> _The exercise_: Reproduce the data in its entirety, exactly as supplied.

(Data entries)
□ □ □ □ □ □ □

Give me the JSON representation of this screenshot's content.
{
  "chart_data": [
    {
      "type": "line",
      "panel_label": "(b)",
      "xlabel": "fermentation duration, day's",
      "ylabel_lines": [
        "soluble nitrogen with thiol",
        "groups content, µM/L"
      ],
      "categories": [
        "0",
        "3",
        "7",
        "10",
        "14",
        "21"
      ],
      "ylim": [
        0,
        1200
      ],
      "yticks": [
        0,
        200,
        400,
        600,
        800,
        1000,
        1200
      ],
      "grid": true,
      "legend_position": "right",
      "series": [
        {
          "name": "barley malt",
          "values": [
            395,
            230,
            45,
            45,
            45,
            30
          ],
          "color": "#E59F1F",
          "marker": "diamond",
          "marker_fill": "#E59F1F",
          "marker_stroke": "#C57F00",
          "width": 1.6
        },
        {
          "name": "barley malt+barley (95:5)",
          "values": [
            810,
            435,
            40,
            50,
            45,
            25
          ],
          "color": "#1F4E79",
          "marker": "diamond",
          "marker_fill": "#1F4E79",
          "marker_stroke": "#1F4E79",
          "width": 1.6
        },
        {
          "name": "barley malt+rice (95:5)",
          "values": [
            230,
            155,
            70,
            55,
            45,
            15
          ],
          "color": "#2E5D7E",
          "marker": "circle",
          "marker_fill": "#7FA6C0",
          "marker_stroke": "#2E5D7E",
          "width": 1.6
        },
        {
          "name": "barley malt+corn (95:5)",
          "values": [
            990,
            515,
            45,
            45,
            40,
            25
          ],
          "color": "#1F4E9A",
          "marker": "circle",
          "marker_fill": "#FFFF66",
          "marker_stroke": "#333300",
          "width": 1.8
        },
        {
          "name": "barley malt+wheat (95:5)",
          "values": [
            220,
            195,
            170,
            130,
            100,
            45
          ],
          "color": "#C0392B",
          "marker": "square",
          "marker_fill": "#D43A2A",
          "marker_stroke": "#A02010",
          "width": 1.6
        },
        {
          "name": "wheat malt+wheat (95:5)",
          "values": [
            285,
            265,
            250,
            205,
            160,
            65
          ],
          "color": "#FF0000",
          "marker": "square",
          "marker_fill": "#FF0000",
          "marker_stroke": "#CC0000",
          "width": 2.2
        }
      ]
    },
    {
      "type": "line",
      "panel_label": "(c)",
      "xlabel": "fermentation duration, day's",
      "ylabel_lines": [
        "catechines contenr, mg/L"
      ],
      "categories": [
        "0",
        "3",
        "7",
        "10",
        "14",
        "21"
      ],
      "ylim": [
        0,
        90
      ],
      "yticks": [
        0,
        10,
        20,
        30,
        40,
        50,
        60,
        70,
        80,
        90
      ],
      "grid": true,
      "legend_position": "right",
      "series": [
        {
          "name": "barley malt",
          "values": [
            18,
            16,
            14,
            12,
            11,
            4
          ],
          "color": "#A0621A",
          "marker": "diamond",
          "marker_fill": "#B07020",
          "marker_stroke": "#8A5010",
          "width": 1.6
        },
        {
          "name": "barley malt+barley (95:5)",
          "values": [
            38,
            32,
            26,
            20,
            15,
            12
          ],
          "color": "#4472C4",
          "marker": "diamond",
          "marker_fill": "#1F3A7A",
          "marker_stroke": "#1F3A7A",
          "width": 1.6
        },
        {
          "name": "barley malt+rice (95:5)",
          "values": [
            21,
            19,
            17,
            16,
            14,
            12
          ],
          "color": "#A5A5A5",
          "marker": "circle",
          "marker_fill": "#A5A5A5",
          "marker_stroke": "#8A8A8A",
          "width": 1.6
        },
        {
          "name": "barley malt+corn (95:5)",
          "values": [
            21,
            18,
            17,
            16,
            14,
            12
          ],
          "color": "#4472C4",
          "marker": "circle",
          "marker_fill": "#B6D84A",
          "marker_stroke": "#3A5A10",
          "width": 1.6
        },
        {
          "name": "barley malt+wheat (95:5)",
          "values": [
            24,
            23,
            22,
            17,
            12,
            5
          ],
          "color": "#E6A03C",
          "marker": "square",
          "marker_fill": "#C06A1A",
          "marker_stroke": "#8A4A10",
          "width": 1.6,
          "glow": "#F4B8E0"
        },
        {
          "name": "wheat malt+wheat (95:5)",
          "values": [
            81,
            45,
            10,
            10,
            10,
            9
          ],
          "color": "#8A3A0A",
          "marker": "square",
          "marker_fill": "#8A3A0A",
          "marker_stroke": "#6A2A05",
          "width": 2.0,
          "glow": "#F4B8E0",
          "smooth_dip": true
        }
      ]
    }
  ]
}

□ □ □ □ □ □ □

> _Final answer_:
Give me the JSON representation of this screenshot's content.
{
  "chart_data": [
    {
      "type": "line",
      "panel_label": "(b)",
      "xlabel": "fermentation duration, day's",
      "ylabel_lines": [
        "soluble nitrogen with thiol",
        "groups content, µM/L"
      ],
      "categories": [
        "0",
        "3",
        "7",
        "10",
        "14",
        "21"
      ],
      "ylim": [
        0,
        1200
      ],
      "yticks": [
        0,
        200,
        400,
        600,
        800,
        1000,
        1200
      ],
      "grid": true,
      "legend_position": "right",
      "series": [
        {
          "name": "barley malt",
          "values": [
            395,
            230,
            45,
            45,
            45,
            30
          ],
          "color": "#E59F1F",
          "marker": "diamond",
          "marker_fill": "#E59F1F",
          "marker_stroke": "#C57F00",
          "width": 1.6
        },
        {
          "name": "barley malt+barley (95:5)",
          "values": [
            810,
            435,
            40,
            50,
            45,
            25
          ],
          "color": "#1F4E79",
          "marker": "diamond",
          "marker_fill": "#1F4E79",
          "marker_stroke": "#1F4E79",
          "width": 1.6
        },
        {
          "name": "barley malt+rice (95:5)",
          "values": [
            230,
            155,
            70,
            55,
            45,
            15
          ],
          "color": "#2E5D7E",
          "marker": "circle",
          "marker_fill": "#7FA6C0",
          "marker_stroke": "#2E5D7E",
          "width": 1.6
        },
        {
          "name": "barley malt+corn (95:5)",
          "values": [
            990,
            515,
            45,
            45,
            40,
            25
          ],
          "color": "#1F4E9A",
          "marker": "circle",
          "marker_fill": "#FFFF66",
          "marker_stroke": "#333300",
          "width": 1.8
        },
        {
          "name": "barley malt+wheat (95:5)",
          "values": [
            220,
            195,
            170,
            130,
            100,
            45
          ],
          "color": "#C0392B",
          "marker": "square",
          "marker_fill": "#D43A2A",
          "marker_stroke": "#A02010",
          "width": 1.6
        },
        {
          "name": "wheat malt+wheat (95:5)",
          "values": [
            285,
            265,
            250,
            205,
            160,
            65
          ],
          "color": "#FF0000",
          "marker": "square",
          "marker_fill": "#FF0000",
          "marker_stroke": "#CC0000",
          "width": 2.2
        }
      ]
    },
    {
      "type": "line",
      "panel_label": "(c)",
      "xlabel": "fermentation duration, day's",
      "ylabel_lines": [
        "catechines contenr, mg/L"
      ],
      "categories": [
        "0",
        "3",
        "7",
        "10",
        "14",
        "21"
      ],
      "ylim": [
        0,
        90
      ],
      "yticks": [
        0,
        10,
        20,
        30,
        40,
        50,
        60,
        70,
        80,
        90
      ],
      "grid": true,
      "legend_position": "right",
      "series": [
        {
          "name": "barley malt",
          "values": [
            18,
            16,
            14,
            12,
            11,
            4
          ],
          "color": "#A0621A",
          "marker": "diamond",
          "marker_fill": "#B07020",
          "marker_stroke": "#8A5010",
          "width": 1.6
        },
        {
          "name": "barley malt+barley (95:5)",
          "values": [
            38,
            32,
            26,
            20,
            15,
            12
          ],
          "color": "#4472C4",
          "marker": "diamond",
          "marker_fill": "#1F3A7A",
          "marker_stroke": "#1F3A7A",
          "width": 1.6
        },
        {
          "name": "barley malt+rice (95:5)",
          "values": [
            21,
            19,
            17,
            16,
            14,
            12
          ],
          "color": "#A5A5A5",
          "marker": "circle",
          "marker_fill": "#A5A5A5",
          "marker_stroke": "#8A8A8A",
          "width": 1.6
        },
        {
          "name": "barley malt+corn (95:5)",
          "values": [
            21,
            18,
            17,
            16,
            14,
            12
          ],
          "color": "#4472C4",
          "marker": "circle",
          "marker_fill": "#B6D84A",
          "marker_stroke": "#3A5A10",
          "width": 1.6
        },
        {
          "name": "barley malt+wheat (95:5)",
          "values": [
            24,
            23,
            22,
            17,
            12,
            5
          ],
          "color": "#E6A03C",
          "marker": "square",
          "marker_fill": "#C06A1A",
          "marker_stroke": "#8A4A10",
          "width": 1.6,
          "glow": "#F4B8E0"
        },
        {
          "name": "wheat malt+wheat (95:5)",
          "values": [
            81,
            45,
            10,
            10,
            10,
            9
          ],
          "color": "#8A3A0A",
          "marker": "square",
          "marker_fill": "#8A3A0A",
          "marker_stroke": "#6A2A05",
          "width": 2.0,
          "glow": "#F4B8E0",
          "smooth_dip": true
        }
      ]
    }
  ]
}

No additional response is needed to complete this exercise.